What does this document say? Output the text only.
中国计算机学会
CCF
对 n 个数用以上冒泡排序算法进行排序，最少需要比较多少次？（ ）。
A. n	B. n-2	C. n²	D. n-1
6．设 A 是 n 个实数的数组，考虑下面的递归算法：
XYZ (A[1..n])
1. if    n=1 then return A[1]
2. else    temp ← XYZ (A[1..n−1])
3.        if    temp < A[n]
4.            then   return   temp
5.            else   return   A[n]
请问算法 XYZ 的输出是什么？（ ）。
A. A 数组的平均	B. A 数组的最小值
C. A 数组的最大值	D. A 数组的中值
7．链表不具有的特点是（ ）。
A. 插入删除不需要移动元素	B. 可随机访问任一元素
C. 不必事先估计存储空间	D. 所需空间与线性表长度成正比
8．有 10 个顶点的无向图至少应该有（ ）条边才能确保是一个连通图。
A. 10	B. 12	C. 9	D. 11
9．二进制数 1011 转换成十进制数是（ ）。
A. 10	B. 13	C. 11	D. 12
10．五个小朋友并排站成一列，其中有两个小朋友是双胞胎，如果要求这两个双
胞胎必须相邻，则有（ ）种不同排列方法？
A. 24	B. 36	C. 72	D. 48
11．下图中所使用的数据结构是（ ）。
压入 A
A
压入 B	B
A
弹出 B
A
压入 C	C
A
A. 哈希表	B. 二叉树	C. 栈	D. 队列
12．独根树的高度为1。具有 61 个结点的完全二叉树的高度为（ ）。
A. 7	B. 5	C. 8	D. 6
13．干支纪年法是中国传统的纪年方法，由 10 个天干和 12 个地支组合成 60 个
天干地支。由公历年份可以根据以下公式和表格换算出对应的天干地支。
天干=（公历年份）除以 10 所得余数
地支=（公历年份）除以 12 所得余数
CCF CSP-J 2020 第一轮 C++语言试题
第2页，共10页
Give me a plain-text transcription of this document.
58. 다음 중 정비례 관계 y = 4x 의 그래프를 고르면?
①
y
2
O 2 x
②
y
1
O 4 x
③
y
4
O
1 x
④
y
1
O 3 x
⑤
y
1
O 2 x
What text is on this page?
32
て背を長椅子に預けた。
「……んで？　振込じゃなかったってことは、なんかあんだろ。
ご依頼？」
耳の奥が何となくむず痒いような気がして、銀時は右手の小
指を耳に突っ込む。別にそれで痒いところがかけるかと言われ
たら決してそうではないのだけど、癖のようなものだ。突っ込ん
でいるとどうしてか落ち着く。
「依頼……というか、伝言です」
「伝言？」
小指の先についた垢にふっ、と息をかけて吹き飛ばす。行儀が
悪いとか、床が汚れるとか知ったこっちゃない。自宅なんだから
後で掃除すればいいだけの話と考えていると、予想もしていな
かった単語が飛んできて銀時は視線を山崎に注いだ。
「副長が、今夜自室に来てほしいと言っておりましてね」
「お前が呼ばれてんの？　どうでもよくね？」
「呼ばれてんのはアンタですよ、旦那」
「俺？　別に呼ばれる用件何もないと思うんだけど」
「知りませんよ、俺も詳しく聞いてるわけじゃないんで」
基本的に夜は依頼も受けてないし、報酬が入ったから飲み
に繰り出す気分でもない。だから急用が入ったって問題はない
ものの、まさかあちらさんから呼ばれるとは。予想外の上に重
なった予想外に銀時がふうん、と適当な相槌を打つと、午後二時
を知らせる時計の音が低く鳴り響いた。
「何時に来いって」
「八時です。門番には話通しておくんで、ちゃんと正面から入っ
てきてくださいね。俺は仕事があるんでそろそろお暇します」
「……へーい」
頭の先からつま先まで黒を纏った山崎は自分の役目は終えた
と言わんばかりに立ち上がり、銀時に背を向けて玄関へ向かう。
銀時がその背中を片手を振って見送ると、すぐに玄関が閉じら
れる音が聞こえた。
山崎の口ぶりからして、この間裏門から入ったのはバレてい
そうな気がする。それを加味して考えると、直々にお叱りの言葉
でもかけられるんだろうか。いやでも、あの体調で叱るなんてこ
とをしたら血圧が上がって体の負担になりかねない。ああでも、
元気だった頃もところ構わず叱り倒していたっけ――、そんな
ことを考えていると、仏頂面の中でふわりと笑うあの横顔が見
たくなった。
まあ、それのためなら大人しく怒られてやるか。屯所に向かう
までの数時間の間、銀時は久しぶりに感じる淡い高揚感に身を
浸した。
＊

+++

● What you are asked to do
Show, from the material above, each line that includes the string "then".

● Answer to the task
1. if    n=1 then return A[1]
4.            then   return   temp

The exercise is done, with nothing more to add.